*Teks Pilihan*
____________________

Rabu, 20 Agustus 2014

Skripsi Dakwah:ORIENTASI PENGEMBANGAN WACANA PEMBERITAAN TENTANG KH. ABDURRAHMAN WAHID


BAB I PENDAHULUAN
I.I Latar Belakang Kepergian mantan Presiden KH. Abdurrahman Wahid (Gus Dur) telah  menciptakan  kekosongan  eksistensial  bagi  para  sahabat,  murid,  dan  pengagumnya. Kepergian Gus Dur pun tidak hanya menyentuh rasa duka yang  mendalam,  tetapi  sekaligus  menyingkap  reputasinya  sebagai  tokoh  agama,  pejuang  demokrasi,  pemimpin  politik,  pembela  kaum  minoritas,  pengusung  hak asasi, dan pahlawan pluralisme (Kompas, Senin, 31 Desember 2009).
Berbagai  kalangan  pun  berduka,  tak  hanya  dari  kalangan  Nahdliyyin  saja, masyarakat dari kalangan minoritas Tiong hoa pun merasakan duka yang  mendalam.  Selain  warga  Nahdliyyin,  para  pemuka  agama  lintas  agama  juga  hadir  di  kompleks  Ponpes.  Mereka  duduk  di  tenda  tamu  pelayat.  Di  antara  mereka, tampak biksu yang mengenakan pakaian warna kuning dan merah hati  (Hadi, 2010 : 96).

____________________

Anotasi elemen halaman
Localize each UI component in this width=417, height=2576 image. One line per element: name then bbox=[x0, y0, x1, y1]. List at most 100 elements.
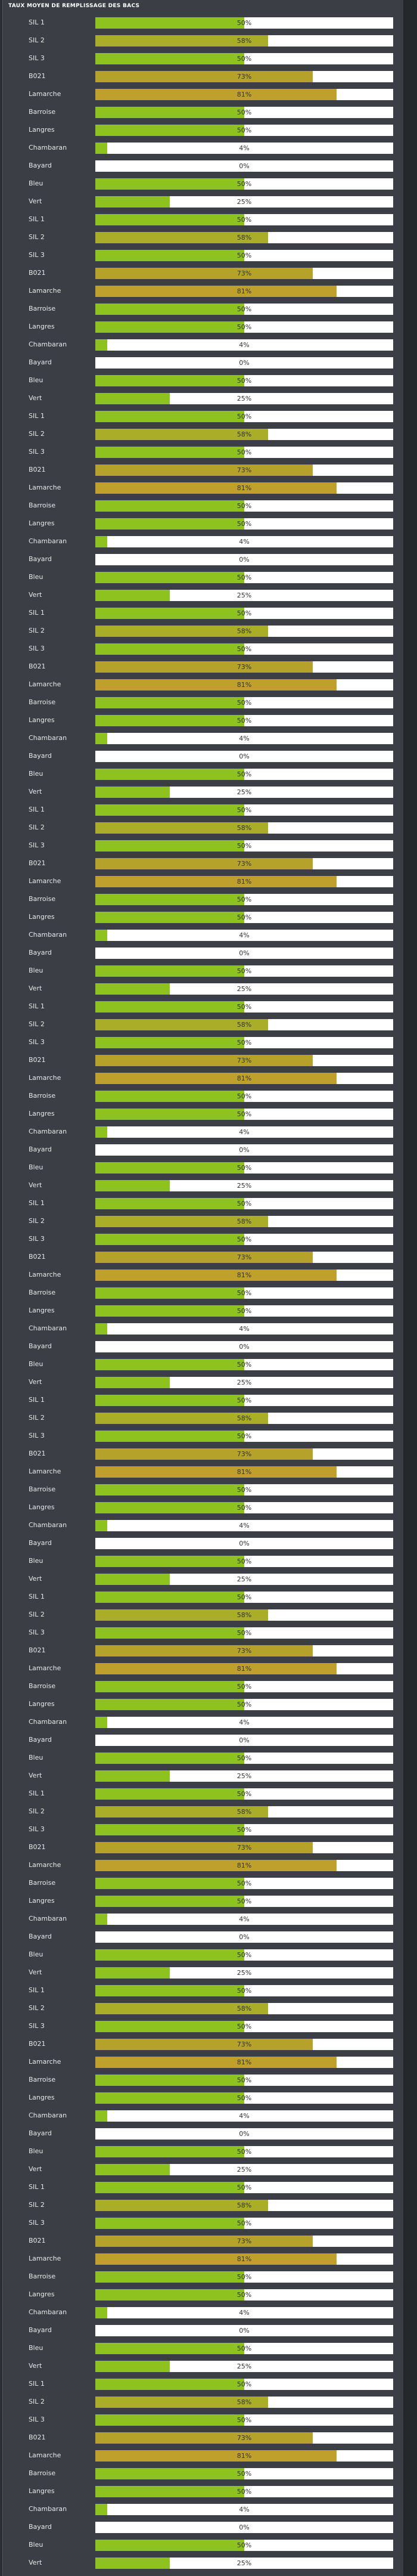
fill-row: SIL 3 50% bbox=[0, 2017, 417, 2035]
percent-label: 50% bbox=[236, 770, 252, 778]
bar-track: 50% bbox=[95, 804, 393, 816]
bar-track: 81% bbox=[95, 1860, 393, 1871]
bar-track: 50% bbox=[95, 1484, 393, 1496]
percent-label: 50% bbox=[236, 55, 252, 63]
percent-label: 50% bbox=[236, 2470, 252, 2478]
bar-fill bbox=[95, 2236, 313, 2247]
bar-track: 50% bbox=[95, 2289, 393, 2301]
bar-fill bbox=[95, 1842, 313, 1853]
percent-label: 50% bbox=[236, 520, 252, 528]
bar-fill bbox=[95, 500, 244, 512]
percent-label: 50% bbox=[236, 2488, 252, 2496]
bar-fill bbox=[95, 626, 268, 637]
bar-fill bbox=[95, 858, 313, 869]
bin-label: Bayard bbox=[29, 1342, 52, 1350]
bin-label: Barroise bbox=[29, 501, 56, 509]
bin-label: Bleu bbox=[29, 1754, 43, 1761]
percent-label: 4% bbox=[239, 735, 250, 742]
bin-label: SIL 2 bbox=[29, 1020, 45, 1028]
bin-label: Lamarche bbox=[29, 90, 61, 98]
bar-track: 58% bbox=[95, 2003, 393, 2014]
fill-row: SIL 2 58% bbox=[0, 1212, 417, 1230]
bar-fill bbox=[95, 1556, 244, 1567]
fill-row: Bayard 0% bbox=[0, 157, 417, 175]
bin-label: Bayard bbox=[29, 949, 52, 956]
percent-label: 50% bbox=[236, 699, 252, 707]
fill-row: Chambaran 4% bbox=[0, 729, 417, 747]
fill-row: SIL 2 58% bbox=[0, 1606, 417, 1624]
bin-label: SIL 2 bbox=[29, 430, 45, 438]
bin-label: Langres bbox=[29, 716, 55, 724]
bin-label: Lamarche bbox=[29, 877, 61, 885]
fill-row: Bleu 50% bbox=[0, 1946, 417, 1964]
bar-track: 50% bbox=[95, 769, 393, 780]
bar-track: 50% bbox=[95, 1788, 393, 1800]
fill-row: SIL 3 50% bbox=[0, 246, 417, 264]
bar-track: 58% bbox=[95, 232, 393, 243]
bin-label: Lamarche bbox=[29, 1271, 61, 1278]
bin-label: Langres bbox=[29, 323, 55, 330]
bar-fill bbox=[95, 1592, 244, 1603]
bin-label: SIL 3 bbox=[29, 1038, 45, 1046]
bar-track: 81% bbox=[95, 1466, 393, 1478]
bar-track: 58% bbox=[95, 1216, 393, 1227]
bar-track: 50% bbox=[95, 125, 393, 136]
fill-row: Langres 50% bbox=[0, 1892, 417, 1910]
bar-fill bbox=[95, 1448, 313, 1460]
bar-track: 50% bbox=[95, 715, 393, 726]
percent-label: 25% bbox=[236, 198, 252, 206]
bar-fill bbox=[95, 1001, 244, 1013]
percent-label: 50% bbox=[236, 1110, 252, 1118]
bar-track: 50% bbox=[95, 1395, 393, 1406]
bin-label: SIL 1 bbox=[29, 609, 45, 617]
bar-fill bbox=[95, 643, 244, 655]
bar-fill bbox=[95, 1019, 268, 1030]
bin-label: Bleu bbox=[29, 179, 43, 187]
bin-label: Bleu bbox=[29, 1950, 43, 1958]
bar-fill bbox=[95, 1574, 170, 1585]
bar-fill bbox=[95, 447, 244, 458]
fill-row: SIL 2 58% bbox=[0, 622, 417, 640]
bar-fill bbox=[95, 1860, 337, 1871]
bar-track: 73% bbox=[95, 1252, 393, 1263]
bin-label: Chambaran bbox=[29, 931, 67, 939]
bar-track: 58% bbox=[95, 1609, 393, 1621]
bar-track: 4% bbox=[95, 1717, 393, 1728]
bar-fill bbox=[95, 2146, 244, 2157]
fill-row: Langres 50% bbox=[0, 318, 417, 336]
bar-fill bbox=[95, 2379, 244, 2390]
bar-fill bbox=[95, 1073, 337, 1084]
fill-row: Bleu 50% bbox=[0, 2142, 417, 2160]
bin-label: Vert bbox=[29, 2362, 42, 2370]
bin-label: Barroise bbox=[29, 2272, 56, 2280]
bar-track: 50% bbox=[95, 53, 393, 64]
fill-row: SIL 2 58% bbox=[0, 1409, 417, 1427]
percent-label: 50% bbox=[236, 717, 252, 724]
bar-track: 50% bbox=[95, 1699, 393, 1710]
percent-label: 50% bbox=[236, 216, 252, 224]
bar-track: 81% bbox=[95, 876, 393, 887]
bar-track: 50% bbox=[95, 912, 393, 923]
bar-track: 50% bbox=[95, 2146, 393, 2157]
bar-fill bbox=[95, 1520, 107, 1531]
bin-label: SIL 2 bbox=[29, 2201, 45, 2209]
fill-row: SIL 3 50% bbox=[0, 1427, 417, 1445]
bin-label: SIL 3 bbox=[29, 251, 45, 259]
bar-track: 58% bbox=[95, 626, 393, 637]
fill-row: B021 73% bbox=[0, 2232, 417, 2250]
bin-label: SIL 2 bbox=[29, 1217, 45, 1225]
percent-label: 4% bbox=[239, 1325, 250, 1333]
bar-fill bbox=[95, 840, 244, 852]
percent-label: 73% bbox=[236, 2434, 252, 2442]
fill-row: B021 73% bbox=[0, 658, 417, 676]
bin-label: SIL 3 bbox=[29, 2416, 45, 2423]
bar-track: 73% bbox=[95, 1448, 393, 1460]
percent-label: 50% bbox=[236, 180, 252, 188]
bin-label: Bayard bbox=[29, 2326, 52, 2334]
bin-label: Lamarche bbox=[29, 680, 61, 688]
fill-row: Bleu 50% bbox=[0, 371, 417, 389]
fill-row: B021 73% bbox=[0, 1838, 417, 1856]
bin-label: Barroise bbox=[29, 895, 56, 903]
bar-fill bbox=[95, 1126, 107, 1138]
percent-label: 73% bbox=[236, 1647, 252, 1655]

____________________

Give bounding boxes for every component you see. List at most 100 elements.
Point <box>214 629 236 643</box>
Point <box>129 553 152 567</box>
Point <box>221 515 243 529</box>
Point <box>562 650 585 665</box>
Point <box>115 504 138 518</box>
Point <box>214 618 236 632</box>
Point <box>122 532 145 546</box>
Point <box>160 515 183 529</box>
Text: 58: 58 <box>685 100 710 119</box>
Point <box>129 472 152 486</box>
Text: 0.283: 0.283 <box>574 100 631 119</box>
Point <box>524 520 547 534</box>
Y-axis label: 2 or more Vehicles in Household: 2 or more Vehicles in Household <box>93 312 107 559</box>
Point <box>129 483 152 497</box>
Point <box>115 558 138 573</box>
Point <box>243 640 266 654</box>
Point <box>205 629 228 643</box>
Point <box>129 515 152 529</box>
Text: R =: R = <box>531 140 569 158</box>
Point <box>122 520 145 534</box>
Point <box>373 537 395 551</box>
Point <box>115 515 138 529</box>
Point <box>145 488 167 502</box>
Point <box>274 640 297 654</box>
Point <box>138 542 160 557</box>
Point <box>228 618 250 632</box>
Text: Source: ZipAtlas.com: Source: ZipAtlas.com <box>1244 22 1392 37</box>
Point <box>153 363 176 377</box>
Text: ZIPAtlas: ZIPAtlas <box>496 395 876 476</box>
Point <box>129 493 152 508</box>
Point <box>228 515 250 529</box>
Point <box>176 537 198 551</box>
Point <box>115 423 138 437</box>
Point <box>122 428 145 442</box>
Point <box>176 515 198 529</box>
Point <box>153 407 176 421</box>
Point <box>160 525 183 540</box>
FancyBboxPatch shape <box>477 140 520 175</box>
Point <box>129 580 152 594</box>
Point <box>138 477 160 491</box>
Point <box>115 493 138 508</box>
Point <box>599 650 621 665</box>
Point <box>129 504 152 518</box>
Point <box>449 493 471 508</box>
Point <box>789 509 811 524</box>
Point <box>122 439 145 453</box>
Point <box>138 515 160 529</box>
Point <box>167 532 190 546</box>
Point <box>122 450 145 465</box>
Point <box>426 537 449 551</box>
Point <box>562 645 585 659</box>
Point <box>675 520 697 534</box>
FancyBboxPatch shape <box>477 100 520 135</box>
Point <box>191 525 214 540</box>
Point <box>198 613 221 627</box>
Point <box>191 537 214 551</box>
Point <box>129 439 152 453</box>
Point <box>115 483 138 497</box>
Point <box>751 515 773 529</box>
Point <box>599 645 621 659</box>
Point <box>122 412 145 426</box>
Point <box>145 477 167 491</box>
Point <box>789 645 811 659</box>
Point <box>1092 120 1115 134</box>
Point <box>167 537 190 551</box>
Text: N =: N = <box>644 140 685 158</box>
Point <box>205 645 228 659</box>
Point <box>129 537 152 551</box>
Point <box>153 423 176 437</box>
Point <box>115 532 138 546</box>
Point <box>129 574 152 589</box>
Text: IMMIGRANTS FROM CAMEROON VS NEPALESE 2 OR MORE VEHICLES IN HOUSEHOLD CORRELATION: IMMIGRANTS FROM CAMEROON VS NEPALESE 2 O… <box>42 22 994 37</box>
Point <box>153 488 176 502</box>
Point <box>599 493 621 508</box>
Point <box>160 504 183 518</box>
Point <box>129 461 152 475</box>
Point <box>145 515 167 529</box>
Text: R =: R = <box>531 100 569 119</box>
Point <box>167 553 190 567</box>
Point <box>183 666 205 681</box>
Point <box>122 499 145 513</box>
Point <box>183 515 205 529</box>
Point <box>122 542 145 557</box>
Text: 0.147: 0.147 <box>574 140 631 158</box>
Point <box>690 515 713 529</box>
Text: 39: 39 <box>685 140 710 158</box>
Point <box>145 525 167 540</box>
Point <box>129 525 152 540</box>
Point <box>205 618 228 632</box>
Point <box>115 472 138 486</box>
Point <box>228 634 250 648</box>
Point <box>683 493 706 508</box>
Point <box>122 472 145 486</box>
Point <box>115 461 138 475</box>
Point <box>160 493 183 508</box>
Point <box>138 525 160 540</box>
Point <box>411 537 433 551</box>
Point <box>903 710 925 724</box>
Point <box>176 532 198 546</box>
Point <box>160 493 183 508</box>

____________________

*Perintah Tertulis 1*
Dalam teks tentang Gus Dur, biksu yang tampak di antara para pelayat mengenakan pakaian berwarna apa?
*Perintah Tertulis 2*
Lanjutkan teks tentang Gus Dur, mulai setelah kalimat terakhirnya.
Daftar tersebut tidak berhubungan dengan teks tentang Gus Dur.

*Jawaban Benar 1*
Kuning dan merah hati.

*Jawaban Benar 2*
Meninggalnya  Gus  Dur  menjadi  sesuatu  yang  berbeda  tatkala  pemakamannya  dihadiri  tak  hanya  dari  lintas  kalangan,  tapi  juga  dari  lintas  agama. Setelah wafatnya Gus Dur wacana pemberian gelar pahlawan nasional  untuk Gus Dur pun bergulir (Kompas, 06 Januari 2010). Berita  mengenai  Gus  Dur  menjadi  headline  di  berbagai  media  massa.

Selama hampir sebulan berita-berita terkait pun menghiasi media,  khususnya  media cetak pada bulan Januari 2010. Tak hanya berita bela sungkawa, namun  juga  berita-berita  seputar   wacana  gelar  pahlawan  Gus  Dur.  Para  pakar  komunikasi  mengakui  bahwa  pengaruh  media  massa  tidak  seampuh  peluru  tajam.  Tidak  selalu  apa  yang  dikehendaki  dan  diinformasikan  oleh  media  massa  terjadi  dan  berpengaruh,  baik  itu  positif  maupun  negatif  pada  diri  si  penerima informasi. Namun dalam jangka panjang daya pengaruh itu diyakini  akan  berdampak,  sebagaimana  air  yang  menitik  dari  langit -langit  goa membentuk stalagtit dan stalagmit (Baso, 1992 : xi).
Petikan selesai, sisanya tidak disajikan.